▶ **DIRECTIONS**
Find each line that has the string "純子のメディカルサロン" and give the total, with nothing else.

▶ **DATA ENTRIES**
↓↓↓
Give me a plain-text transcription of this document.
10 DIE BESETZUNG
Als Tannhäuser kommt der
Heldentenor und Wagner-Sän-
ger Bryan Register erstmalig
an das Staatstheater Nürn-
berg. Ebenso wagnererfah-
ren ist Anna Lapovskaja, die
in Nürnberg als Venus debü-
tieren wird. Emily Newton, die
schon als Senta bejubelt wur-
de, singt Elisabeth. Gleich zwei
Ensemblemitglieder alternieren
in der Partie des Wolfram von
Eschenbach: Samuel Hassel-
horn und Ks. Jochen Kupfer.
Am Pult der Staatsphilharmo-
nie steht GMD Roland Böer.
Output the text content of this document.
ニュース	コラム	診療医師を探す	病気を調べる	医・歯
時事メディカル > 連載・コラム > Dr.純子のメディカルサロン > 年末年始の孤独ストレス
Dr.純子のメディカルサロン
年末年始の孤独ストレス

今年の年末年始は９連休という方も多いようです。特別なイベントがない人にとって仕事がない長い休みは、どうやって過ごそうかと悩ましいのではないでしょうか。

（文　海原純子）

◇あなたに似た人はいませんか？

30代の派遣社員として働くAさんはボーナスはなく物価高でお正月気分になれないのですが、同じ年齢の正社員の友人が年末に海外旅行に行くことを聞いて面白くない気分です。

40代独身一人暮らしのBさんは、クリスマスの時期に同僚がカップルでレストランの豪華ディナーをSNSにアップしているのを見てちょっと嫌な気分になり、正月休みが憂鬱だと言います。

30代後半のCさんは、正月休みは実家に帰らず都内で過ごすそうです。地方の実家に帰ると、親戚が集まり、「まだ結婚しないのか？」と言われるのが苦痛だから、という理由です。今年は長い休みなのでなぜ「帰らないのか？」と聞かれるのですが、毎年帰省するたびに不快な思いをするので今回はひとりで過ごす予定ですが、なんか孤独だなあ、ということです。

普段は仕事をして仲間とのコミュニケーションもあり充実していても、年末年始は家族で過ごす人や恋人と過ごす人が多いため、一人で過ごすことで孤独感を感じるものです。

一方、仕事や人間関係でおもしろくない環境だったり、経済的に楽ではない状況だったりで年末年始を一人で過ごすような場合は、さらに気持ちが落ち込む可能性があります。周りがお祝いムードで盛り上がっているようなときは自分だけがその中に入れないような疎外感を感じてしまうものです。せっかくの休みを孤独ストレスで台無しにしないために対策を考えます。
↑↑↑
▶ **RESPONSE**
2